Saved entries:
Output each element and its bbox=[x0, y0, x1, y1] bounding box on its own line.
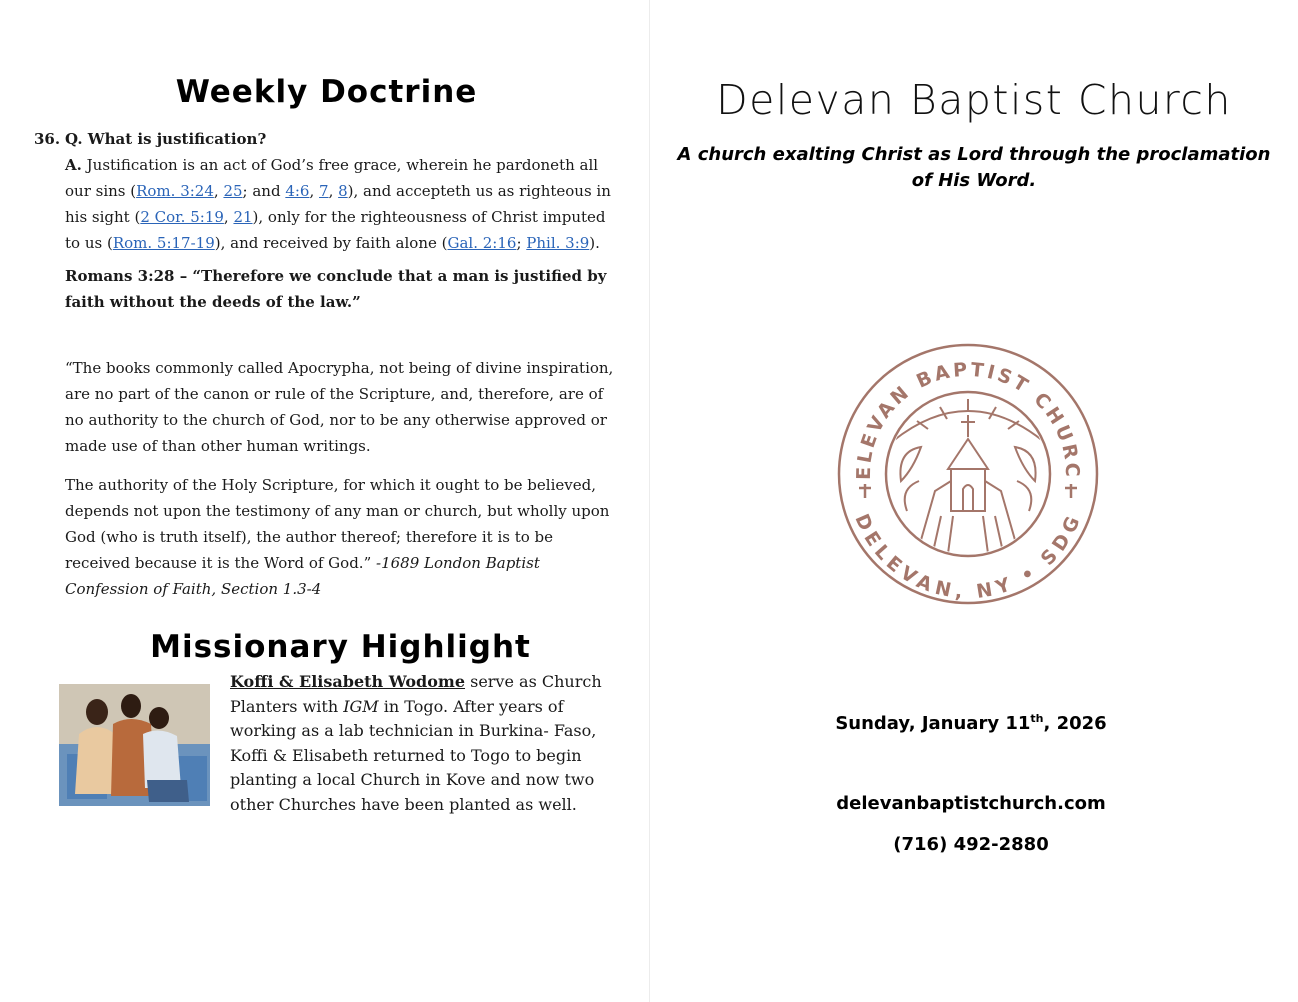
question-number: 36. bbox=[34, 130, 61, 148]
ref-comma: , bbox=[328, 182, 339, 200]
missionary-highlight-heading: Missionary Highlight bbox=[150, 629, 531, 665]
confession-paragraph-2 bbox=[65, 472, 615, 602]
phone-number: (716) 492-2880 bbox=[893, 834, 1049, 855]
ref-8-link[interactable]: 8 bbox=[338, 182, 348, 200]
missionary-text-1: serve as Church Planters with bbox=[230, 672, 602, 716]
ref-25-link[interactable]: 25 bbox=[223, 182, 243, 200]
seal-bottom-text: DELEVAN, NY • SDG bbox=[850, 510, 1086, 603]
answer-text-2: ), and accepteth us as righteous in his sight ( bbox=[65, 182, 611, 226]
ref-comma: , bbox=[213, 182, 224, 200]
ref-rom-3-24-link[interactable]: Rom. 3:24 bbox=[136, 182, 214, 200]
answer-text-1: Justification is an act of God’s free grace, wherein he pardoneth all our sins ( bbox=[65, 156, 599, 200]
weekly-doctrine-heading: Weekly Doctrine bbox=[175, 74, 478, 110]
missionary-org: IGM bbox=[343, 696, 379, 716]
ref-7-link[interactable]: 7 bbox=[319, 182, 329, 200]
ref-gal-2-16-link[interactable]: Gal. 2:16 bbox=[447, 234, 517, 252]
missionary-text-2: in Togo. After years of working as a lab technician in Burkina- Faso, Koffi & Elisabeth returned to Togo to begin planting a local Church in Kove and now two other Churches have been planted as well. bbox=[230, 696, 597, 814]
seal-top-text: ELEVAN BAPTIST CHURC bbox=[852, 358, 1084, 481]
ref-comma: , bbox=[309, 182, 320, 200]
confession-source: -1689 London Baptist Confession of Faith, Section 1.3-4 bbox=[65, 554, 540, 598]
answer-text-4: ), and received by faith alone ( bbox=[214, 234, 448, 252]
date-suffix: th bbox=[1030, 712, 1044, 725]
ref-2-cor-5-19-link[interactable]: 2 Cor. 5:19 bbox=[140, 208, 224, 226]
church-seal-logo bbox=[835, 341, 1101, 607]
right-page bbox=[650, 0, 1298, 1002]
missionary-description bbox=[230, 670, 618, 817]
confession-text: The authority of the Holy Scripture, for which it ought to be believed, depends not upon the testimony of any man or church, but wholly upon God (who is truth itself), the author thereof; therefore it is to be received because it is the Word of God.” bbox=[65, 476, 610, 572]
date-year: , 2026 bbox=[1043, 713, 1107, 734]
ref-semicolon: ; bbox=[516, 234, 527, 252]
missionary-photo bbox=[59, 684, 210, 806]
ref-21-link[interactable]: 21 bbox=[233, 208, 253, 226]
website-link[interactable]: delevanbaptistchurch.com bbox=[836, 793, 1106, 814]
answer-label: A. bbox=[65, 156, 82, 174]
missionary-name: Koffi & Elisabeth Wodome bbox=[230, 672, 466, 691]
ref-rom-5-17-link[interactable]: Rom. 5:17-19 bbox=[112, 234, 215, 252]
confession-paragraph-1: “The books commonly called Apocrypha, not being of divine inspiration, are no part of the canon or rule of the Scripture, and, therefore, are of no authority to the church of God, nor to be any otherwise approved or made use of than other human writings. bbox=[65, 359, 614, 455]
ref-and-text: ; and bbox=[242, 182, 286, 200]
service-date bbox=[650, 712, 1292, 734]
ref-phil-3-9-link[interactable]: Phil. 3:9 bbox=[526, 234, 590, 252]
question-text: Q. What is justification? bbox=[65, 130, 267, 148]
ref-4-6-link[interactable]: 4:6 bbox=[285, 182, 310, 200]
church-tagline: A church exalting Christ as Lord through the proclamation of His Word. bbox=[677, 144, 1271, 191]
answer-text-3: ), only for the righteousness of Christ imputed to us ( bbox=[65, 208, 606, 252]
church-name-title: Delevan Baptist Church bbox=[716, 76, 1232, 124]
answer-end: ). bbox=[589, 234, 600, 252]
answer-paragraph bbox=[65, 152, 615, 256]
date-prefix: Sunday, January 11 bbox=[835, 713, 1031, 734]
ref-comma: , bbox=[223, 208, 234, 226]
scripture-verse: Romans 3:28 – “Therefore we conclude that a man is justified by faith without the deeds of the law.” bbox=[65, 267, 607, 311]
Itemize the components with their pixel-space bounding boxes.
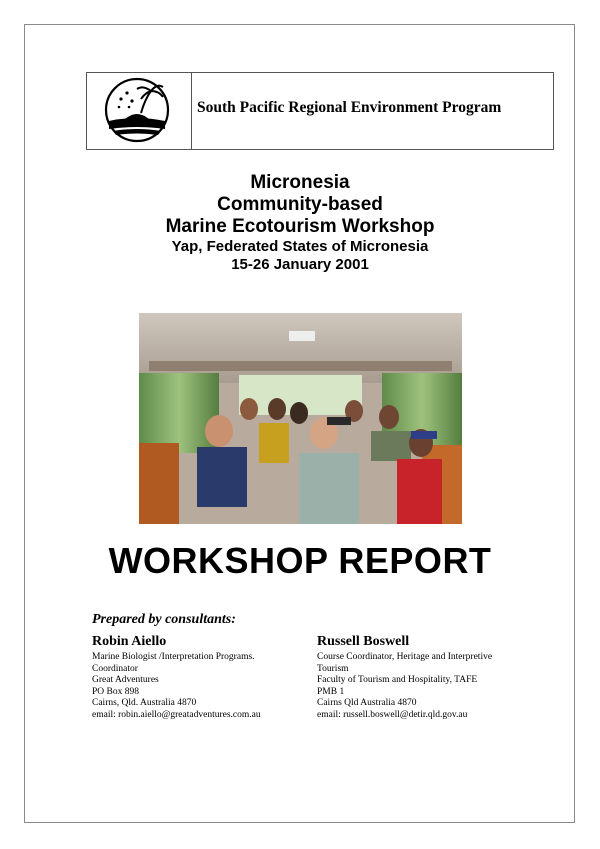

Given problem:
Please rewrite the listing lines starting with the line containing "question-number: 36. bbox=[34, 130, 61, 148]" and going on through the line containing "missionary-text-1: serve as", changing "Church Planters" to "Church Builders" and keeping everything else the same.

Written response:
question-number: 36. bbox=[34, 130, 61, 148]
ref-comma: , bbox=[328, 182, 339, 200]
missionary-highlight-heading: Missionary Highlight bbox=[150, 629, 531, 665]
confession-paragraph-2 bbox=[65, 472, 615, 602]
phone-number: (716) 492-2880 bbox=[893, 834, 1049, 855]
ref-8-link[interactable]: 8 bbox=[338, 182, 348, 200]
missionary-text-1: serve as Church Builders with bbox=[230, 672, 602, 716]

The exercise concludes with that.